## begin RECORD LIST
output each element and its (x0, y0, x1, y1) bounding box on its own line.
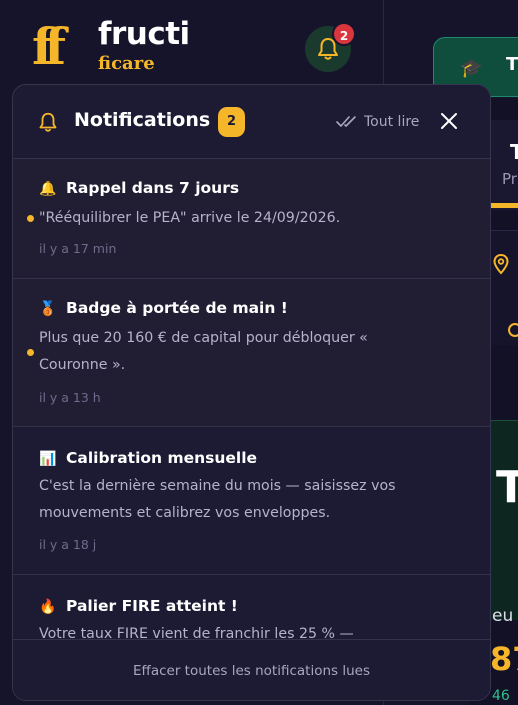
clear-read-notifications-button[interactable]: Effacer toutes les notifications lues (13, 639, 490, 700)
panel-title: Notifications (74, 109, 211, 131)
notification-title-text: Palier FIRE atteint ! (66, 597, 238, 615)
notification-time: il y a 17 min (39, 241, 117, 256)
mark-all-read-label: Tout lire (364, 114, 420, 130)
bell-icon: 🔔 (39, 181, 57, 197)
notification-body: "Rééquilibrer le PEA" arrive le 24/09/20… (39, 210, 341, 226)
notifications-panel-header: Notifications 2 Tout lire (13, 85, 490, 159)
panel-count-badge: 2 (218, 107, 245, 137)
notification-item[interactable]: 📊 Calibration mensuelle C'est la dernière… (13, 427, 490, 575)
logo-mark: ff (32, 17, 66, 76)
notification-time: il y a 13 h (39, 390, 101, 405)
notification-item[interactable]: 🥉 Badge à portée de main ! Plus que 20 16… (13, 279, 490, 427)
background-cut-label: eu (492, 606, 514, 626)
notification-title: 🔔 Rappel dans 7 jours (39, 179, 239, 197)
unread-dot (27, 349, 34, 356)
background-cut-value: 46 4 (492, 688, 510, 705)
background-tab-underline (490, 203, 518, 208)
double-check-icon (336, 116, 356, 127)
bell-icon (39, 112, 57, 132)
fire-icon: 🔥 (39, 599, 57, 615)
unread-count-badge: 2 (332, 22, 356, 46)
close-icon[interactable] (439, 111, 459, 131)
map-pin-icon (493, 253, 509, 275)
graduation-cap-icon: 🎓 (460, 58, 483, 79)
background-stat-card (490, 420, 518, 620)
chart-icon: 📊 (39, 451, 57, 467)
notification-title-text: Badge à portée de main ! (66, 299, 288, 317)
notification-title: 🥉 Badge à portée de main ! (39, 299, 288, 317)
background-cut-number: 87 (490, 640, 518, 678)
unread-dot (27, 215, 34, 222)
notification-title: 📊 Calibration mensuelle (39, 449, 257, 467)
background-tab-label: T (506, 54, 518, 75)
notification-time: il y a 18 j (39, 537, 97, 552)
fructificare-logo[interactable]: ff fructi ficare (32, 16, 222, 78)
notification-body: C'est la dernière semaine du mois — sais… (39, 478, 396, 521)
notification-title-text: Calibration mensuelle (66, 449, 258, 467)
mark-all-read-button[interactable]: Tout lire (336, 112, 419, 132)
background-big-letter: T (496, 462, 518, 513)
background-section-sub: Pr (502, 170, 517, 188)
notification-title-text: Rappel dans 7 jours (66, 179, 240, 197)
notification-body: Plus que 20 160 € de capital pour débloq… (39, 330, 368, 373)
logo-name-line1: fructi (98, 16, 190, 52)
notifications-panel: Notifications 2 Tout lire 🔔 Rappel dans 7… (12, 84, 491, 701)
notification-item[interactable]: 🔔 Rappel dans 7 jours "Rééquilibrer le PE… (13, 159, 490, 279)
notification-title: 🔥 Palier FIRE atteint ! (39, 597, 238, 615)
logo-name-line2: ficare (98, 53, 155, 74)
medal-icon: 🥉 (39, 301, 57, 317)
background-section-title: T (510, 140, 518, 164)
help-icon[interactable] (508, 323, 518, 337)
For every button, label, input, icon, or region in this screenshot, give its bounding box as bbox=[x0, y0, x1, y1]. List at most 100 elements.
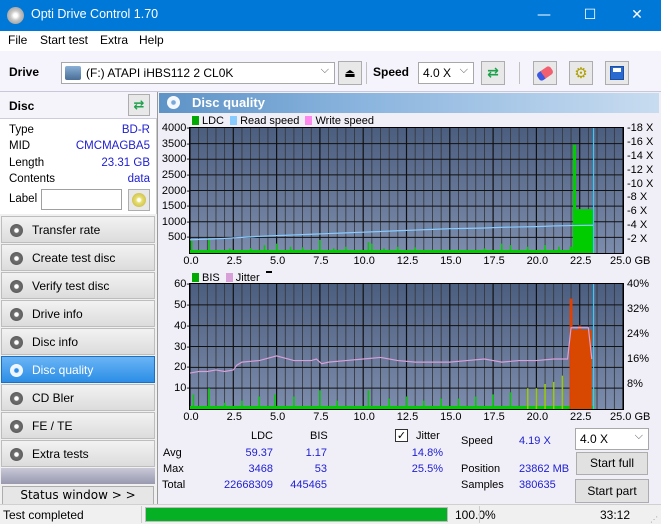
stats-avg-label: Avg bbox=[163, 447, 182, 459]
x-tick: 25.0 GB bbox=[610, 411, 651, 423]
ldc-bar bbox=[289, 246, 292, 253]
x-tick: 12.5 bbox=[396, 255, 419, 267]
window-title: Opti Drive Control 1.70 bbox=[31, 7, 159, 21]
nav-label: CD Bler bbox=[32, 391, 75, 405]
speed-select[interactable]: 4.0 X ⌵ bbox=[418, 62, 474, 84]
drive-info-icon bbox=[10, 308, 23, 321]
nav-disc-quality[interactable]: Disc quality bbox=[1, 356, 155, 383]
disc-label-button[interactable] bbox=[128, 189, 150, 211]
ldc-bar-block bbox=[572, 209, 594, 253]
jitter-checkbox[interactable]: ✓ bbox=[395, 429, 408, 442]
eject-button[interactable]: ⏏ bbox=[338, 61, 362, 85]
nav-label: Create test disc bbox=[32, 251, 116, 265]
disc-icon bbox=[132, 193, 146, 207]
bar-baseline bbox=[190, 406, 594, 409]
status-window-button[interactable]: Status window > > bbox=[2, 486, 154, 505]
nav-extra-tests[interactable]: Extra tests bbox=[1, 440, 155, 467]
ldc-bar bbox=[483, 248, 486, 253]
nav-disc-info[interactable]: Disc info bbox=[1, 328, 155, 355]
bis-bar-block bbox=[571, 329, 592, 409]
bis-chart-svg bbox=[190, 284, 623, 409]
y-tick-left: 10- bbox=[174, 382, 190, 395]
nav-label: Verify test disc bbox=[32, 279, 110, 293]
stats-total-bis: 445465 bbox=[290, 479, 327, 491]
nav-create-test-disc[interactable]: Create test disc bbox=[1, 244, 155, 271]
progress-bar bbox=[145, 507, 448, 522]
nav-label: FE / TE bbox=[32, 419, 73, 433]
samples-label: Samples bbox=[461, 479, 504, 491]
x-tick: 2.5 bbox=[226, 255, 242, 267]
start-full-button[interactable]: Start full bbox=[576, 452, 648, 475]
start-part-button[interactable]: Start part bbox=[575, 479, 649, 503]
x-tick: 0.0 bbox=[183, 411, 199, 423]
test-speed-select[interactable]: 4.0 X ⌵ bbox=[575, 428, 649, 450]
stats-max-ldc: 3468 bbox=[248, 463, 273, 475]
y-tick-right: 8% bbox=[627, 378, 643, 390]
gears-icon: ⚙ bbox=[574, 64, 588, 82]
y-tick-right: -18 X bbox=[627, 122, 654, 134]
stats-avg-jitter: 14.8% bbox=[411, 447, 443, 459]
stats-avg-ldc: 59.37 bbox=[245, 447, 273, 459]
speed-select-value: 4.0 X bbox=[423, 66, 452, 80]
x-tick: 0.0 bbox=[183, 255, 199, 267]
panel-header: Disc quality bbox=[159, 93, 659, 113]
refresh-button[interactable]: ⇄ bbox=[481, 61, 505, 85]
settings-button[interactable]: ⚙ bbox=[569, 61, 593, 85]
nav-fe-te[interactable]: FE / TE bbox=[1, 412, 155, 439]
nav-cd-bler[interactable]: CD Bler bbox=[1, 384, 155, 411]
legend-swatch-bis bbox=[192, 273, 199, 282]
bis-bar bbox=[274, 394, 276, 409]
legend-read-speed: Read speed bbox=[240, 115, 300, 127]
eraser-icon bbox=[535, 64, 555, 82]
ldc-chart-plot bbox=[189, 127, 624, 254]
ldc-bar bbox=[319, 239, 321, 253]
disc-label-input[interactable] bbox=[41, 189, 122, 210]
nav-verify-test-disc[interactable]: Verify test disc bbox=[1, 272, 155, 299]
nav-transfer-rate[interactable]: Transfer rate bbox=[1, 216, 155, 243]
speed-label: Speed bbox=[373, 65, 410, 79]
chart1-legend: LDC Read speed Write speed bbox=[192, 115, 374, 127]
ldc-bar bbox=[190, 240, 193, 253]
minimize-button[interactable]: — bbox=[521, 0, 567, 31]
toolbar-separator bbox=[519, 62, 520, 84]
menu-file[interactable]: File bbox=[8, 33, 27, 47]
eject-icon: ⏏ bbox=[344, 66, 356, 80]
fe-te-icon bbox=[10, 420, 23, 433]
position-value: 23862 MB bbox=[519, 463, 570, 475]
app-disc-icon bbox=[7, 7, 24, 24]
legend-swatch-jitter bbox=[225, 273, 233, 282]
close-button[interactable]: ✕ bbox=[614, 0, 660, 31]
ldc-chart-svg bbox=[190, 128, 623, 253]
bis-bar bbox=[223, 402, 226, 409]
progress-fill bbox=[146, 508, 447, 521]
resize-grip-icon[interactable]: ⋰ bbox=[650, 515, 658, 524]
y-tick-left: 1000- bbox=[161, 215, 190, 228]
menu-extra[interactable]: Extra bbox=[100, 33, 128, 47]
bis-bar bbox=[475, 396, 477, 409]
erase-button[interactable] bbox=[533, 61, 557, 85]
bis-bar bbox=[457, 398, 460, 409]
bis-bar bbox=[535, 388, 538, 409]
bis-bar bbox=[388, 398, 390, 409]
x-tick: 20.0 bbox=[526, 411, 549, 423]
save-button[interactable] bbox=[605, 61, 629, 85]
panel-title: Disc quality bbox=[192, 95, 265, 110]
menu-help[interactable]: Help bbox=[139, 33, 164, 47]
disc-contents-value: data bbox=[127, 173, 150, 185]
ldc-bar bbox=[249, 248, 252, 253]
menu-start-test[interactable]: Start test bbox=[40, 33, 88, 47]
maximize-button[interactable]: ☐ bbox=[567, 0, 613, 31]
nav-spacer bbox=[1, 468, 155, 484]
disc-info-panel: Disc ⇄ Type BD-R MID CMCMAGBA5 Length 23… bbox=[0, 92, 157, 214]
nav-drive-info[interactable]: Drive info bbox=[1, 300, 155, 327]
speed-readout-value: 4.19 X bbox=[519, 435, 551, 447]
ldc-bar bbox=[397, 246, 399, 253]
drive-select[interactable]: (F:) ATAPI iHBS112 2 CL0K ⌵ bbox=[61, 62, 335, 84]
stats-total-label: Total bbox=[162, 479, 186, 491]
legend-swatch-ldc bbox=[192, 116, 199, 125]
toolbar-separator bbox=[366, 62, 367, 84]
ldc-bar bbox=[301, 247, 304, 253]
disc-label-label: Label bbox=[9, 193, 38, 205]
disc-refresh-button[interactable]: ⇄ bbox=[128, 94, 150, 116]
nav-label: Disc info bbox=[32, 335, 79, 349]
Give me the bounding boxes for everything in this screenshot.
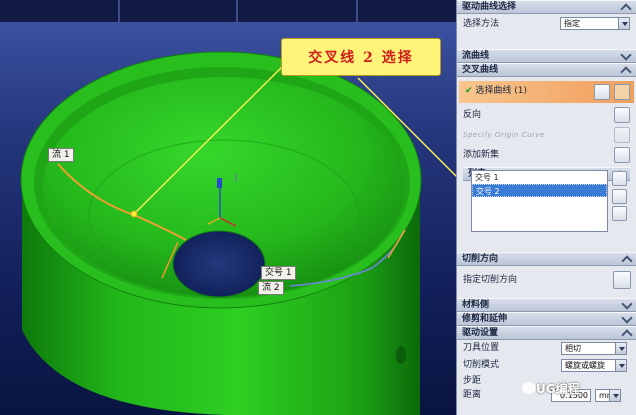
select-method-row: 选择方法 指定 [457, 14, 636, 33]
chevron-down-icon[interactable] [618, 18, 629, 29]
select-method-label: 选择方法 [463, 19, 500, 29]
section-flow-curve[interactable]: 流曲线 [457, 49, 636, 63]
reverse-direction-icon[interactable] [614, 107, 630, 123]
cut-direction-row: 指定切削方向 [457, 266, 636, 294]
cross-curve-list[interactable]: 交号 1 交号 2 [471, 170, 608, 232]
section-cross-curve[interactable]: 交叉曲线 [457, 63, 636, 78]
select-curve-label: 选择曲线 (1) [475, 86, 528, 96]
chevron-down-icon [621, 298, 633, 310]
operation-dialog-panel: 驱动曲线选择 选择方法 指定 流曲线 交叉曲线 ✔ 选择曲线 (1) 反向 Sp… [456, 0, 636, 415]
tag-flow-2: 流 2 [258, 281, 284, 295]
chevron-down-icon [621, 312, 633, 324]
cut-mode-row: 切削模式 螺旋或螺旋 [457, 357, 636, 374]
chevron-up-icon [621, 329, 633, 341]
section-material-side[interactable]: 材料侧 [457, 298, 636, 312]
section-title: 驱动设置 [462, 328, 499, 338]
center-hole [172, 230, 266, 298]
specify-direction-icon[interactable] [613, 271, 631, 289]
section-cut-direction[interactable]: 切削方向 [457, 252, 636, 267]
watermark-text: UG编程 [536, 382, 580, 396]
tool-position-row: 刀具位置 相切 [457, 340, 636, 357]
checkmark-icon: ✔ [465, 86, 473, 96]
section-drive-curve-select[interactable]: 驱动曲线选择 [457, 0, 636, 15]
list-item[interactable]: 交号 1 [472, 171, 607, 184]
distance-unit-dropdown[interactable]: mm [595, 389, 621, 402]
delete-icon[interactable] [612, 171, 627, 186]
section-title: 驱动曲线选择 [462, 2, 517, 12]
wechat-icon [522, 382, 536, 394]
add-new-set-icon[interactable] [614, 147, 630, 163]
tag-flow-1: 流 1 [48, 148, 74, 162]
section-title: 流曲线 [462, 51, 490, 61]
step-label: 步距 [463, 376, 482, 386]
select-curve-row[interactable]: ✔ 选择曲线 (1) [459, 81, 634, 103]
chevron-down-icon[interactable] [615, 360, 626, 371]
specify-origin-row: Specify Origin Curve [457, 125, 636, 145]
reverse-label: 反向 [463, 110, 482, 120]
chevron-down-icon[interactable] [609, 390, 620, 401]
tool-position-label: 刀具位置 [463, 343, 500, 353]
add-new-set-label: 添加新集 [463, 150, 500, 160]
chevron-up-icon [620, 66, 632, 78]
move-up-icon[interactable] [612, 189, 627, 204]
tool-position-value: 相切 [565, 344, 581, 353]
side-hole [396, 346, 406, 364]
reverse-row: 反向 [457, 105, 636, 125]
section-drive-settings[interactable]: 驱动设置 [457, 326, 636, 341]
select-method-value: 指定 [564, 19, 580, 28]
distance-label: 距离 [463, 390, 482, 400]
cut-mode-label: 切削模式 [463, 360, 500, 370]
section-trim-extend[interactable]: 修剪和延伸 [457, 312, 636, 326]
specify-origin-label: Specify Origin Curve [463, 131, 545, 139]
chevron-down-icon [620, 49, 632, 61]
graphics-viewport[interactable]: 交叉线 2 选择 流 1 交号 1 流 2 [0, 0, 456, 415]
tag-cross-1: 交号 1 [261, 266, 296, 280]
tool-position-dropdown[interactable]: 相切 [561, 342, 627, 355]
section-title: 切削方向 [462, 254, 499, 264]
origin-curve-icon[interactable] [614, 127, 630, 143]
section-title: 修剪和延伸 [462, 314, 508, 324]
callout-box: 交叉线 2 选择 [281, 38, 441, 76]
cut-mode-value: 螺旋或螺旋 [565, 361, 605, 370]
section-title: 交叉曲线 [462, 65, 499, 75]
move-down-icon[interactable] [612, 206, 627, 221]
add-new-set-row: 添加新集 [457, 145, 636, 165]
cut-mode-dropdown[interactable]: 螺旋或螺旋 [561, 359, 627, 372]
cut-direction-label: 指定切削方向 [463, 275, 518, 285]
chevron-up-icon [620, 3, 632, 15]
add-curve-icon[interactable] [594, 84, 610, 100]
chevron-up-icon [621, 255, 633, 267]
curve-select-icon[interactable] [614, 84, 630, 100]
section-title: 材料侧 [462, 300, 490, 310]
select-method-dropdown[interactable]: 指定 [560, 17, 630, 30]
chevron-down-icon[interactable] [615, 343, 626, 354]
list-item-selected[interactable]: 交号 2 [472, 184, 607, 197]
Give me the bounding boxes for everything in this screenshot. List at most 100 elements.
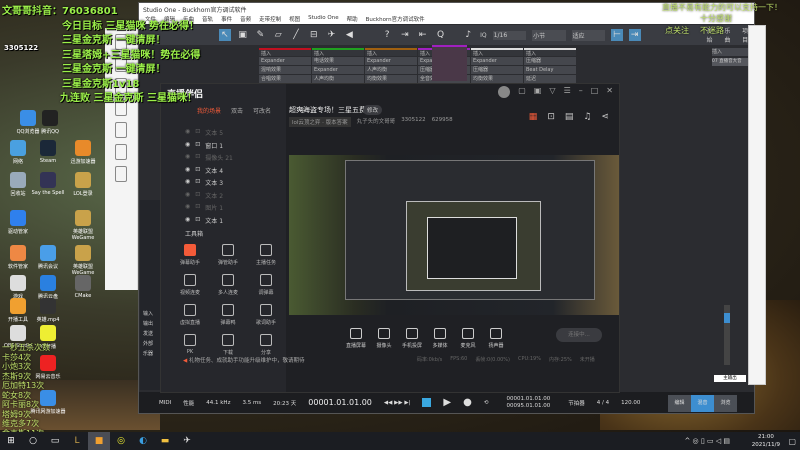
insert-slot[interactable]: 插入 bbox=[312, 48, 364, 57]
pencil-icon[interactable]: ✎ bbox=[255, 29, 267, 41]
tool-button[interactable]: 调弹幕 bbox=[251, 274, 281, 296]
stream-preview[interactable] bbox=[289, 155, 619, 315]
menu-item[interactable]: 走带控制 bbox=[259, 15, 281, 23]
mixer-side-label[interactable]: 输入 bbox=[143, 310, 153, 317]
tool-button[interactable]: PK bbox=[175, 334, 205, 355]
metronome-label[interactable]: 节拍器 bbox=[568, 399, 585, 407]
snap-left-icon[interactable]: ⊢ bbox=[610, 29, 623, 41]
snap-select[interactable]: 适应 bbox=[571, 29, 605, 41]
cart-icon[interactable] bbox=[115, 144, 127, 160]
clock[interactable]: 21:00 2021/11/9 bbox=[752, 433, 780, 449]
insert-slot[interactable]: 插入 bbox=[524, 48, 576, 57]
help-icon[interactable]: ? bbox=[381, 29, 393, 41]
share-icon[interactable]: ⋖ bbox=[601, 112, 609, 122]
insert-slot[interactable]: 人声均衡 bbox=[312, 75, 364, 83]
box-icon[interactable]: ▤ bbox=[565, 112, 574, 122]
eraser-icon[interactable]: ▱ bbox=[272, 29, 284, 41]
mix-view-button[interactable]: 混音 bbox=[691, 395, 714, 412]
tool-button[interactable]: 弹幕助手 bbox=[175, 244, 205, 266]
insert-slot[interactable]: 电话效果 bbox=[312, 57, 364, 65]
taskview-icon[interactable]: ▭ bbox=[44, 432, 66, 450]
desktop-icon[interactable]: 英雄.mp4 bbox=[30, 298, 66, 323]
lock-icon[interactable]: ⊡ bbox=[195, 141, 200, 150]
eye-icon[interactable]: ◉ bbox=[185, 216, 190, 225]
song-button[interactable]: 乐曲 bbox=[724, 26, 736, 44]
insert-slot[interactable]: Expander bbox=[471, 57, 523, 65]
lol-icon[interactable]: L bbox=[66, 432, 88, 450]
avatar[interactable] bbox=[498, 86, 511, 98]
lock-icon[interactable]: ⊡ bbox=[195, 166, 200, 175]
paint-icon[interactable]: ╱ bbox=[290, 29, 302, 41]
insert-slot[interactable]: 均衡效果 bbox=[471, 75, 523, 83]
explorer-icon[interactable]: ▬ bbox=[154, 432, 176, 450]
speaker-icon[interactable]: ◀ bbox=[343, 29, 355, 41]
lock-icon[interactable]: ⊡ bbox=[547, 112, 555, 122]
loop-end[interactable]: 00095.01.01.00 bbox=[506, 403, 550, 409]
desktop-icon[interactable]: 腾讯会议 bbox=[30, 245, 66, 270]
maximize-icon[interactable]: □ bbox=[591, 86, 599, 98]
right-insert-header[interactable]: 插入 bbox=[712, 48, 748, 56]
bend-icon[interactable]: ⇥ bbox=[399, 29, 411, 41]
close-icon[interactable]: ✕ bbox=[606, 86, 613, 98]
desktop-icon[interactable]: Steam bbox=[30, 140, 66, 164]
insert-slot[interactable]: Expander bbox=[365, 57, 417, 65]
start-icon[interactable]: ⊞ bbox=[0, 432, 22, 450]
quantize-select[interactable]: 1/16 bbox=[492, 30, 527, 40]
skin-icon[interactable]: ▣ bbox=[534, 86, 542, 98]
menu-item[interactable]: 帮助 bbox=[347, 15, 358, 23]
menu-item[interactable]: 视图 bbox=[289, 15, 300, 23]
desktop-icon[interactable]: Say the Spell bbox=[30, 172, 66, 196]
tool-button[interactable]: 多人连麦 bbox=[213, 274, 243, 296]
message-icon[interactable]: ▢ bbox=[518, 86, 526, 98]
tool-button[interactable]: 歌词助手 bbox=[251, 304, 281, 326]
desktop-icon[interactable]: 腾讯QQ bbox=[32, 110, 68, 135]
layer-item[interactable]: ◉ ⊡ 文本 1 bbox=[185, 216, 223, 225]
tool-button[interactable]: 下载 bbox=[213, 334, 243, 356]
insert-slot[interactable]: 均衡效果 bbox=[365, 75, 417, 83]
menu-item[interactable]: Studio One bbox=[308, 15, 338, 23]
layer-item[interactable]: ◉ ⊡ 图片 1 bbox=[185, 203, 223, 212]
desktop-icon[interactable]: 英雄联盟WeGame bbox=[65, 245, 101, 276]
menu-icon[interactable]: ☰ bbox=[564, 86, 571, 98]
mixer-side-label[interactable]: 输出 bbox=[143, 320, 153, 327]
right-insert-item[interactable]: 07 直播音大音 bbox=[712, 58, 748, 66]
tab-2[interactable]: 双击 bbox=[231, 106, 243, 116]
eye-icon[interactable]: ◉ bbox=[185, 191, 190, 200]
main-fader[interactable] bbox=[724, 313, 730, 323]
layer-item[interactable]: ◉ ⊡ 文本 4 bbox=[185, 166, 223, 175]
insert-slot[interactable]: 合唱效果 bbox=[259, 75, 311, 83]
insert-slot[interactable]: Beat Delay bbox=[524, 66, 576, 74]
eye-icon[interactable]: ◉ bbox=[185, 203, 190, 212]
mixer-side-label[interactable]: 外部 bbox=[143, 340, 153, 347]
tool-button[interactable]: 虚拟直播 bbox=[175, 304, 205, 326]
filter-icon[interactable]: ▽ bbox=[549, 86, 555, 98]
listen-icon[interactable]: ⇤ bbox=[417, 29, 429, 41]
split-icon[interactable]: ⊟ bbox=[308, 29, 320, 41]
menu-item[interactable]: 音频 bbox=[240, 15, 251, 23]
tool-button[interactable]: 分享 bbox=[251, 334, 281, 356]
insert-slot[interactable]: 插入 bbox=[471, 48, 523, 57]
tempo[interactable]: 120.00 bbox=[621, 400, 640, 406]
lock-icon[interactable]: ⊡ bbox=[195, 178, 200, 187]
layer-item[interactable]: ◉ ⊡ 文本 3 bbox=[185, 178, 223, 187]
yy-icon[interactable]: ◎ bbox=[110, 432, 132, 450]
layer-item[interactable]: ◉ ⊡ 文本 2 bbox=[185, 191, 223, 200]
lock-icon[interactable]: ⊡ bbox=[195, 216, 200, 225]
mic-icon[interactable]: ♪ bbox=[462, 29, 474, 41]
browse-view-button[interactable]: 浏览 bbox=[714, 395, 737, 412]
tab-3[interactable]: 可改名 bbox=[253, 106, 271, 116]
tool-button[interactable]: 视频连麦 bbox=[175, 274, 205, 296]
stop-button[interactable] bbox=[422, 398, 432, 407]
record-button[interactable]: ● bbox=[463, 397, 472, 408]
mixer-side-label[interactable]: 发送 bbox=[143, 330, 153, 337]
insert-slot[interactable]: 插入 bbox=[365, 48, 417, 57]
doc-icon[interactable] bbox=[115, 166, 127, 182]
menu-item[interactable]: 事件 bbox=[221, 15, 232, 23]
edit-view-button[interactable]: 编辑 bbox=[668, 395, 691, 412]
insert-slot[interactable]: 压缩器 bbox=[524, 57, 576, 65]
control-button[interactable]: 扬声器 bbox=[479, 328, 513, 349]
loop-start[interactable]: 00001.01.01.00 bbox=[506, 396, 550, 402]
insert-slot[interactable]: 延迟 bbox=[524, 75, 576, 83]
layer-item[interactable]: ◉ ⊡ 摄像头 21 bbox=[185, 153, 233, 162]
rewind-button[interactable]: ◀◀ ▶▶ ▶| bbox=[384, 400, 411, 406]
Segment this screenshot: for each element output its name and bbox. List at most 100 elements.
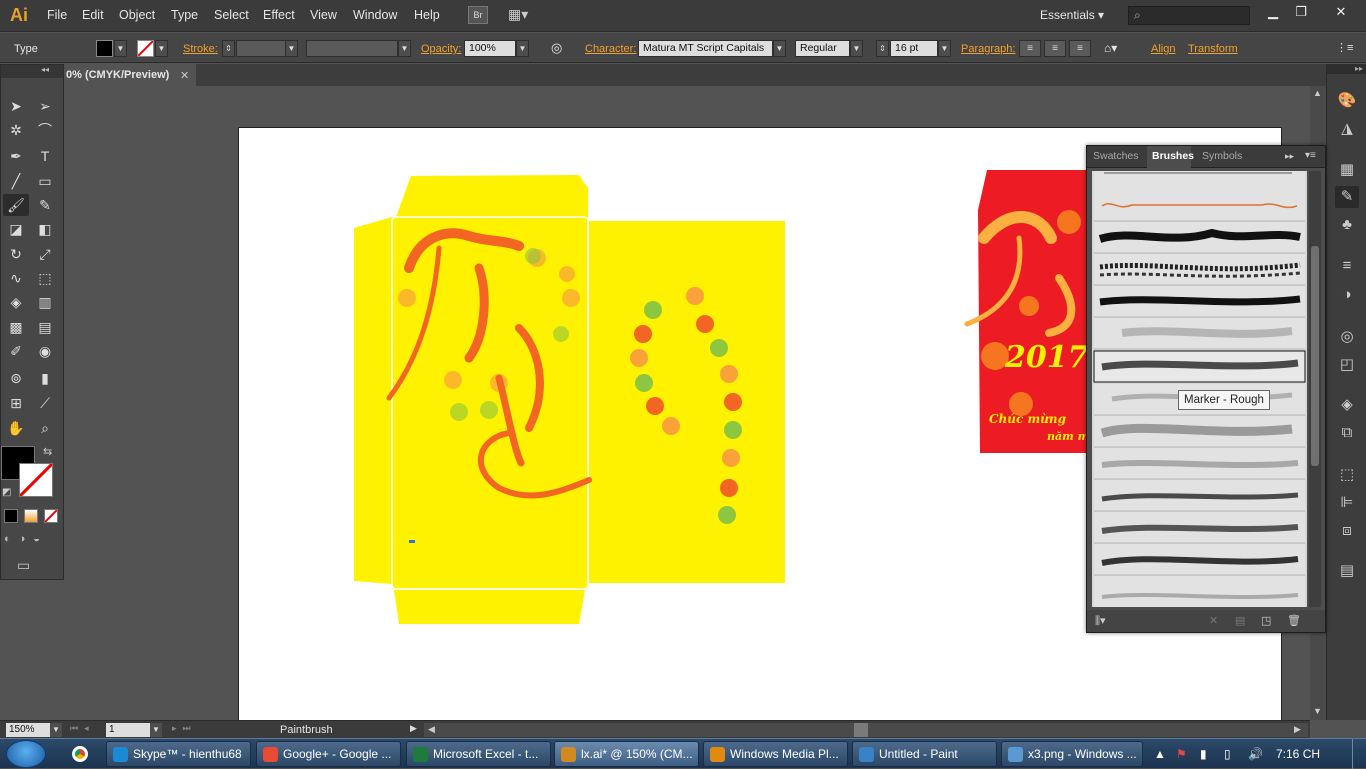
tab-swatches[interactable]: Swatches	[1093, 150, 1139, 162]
## end RECORD LIST
EXERCISE BRIEF:
Print the entries verbatim, beginning at the line that contains "stats-avg-label: Avg bbox=[163, 447, 182, 459]" and ending with the line that contains "ldc-bar bbox=[483, 248, 486, 253]". Include both of those lines.

RESULT FOR THIS EXERCISE:
stats-avg-label: Avg bbox=[163, 447, 182, 459]
x-tick: 25.0 GB bbox=[610, 411, 651, 423]
ldc-bar bbox=[289, 246, 292, 253]
x-tick: 12.5 bbox=[396, 255, 419, 267]
window-title: Opti Drive Control 1.70 bbox=[31, 7, 159, 21]
nav-label: CD Bler bbox=[32, 391, 75, 405]
speed-select[interactable]: 4.0 X ⌵ bbox=[418, 62, 474, 84]
drive-info-icon bbox=[10, 308, 23, 321]
nav-disc-quality[interactable]: Disc quality bbox=[1, 356, 155, 383]
disc-label-button[interactable] bbox=[128, 189, 150, 211]
ldc-bar-block bbox=[572, 209, 594, 253]
jitter-checkbox[interactable]: ✓ bbox=[395, 429, 408, 442]
eject-button[interactable]: ⏏ bbox=[338, 61, 362, 85]
nav-label: Create test disc bbox=[32, 251, 116, 265]
disc-icon bbox=[132, 193, 146, 207]
bar-baseline bbox=[190, 406, 594, 409]
status-window-button[interactable]: Status window > > bbox=[2, 486, 154, 505]
nav-extra-tests[interactable]: Extra tests bbox=[1, 440, 155, 467]
ldc-bar bbox=[483, 248, 486, 253]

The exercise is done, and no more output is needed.